> _Written task_: Spot every line with the word "Songee" and return it.

┌─ Dataset extract

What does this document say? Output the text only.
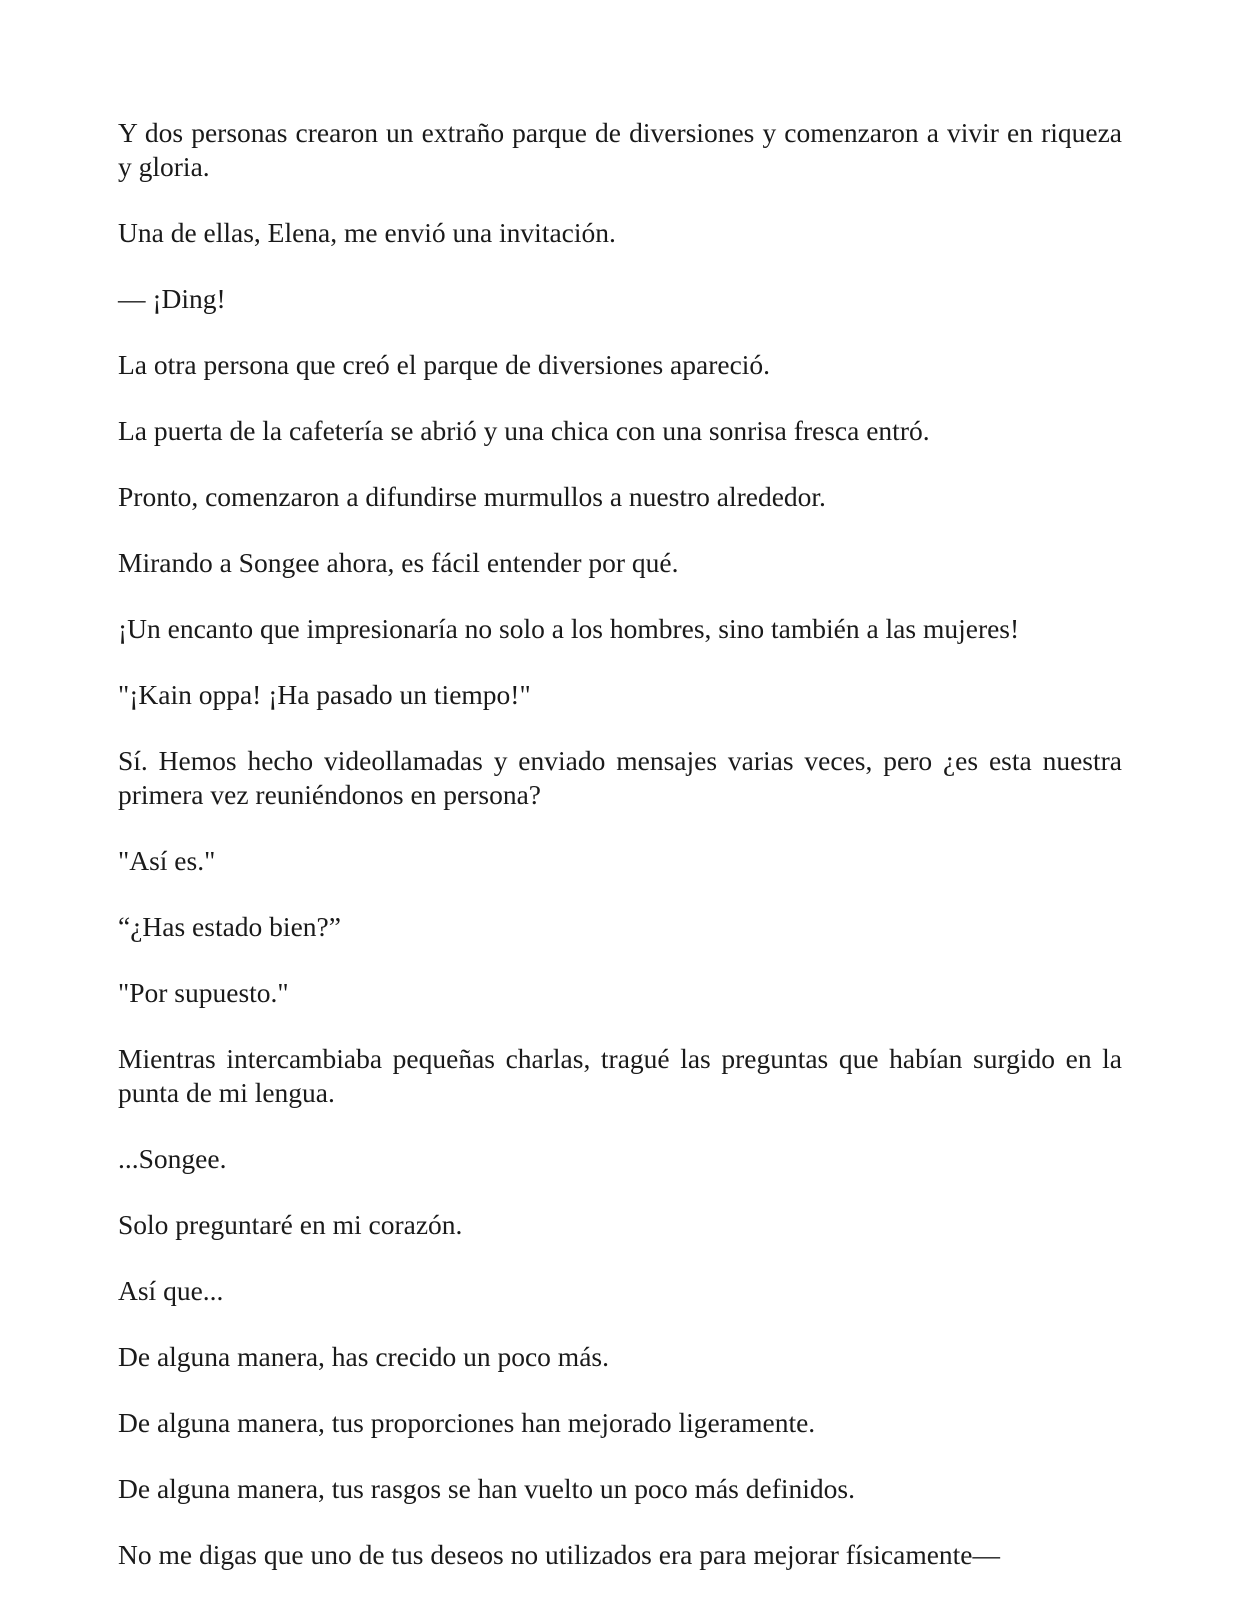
Y dos personas crearon un extraño parque de diversiones y comenzaron a vivir en riqueza y gloria.

Una de ellas, Elena, me envió una invitación.

— ¡Ding!

La otra persona que creó el parque de diversiones apareció.

La puerta de la cafetería se abrió y una chica con una sonrisa fresca entró.

Pronto, comenzaron a difundirse murmullos a nuestro alrededor.

Mirando a Songee ahora, es fácil entender por qué.

¡Un encanto que impresionaría no solo a los hombres, sino también a las mujeres!

"¡Kain oppa! ¡Ha pasado un tiempo!"

Sí. Hemos hecho videollamadas y enviado mensajes varias veces, pero ¿es esta nuestra primera vez reuniéndonos en persona?

"Así es."

“¿Has estado bien?”

"Por supuesto."

Mientras intercambiaba pequeñas charlas, tragué las preguntas que habían surgido en la punta de mi lengua.

...Songee.

Solo preguntaré en mi corazón.

Así que...

De alguna manera, has crecido un poco más.

De alguna manera, tus proporciones han mejorado ligeramente.

De alguna manera, tus rasgos se han vuelto un poco más definidos.

No me digas que uno de tus deseos no utilizados era para mejorar físicamente—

└─

> _Exercise solution_:
Mirando a Songee ahora, es fácil entender por qué.
...Songee.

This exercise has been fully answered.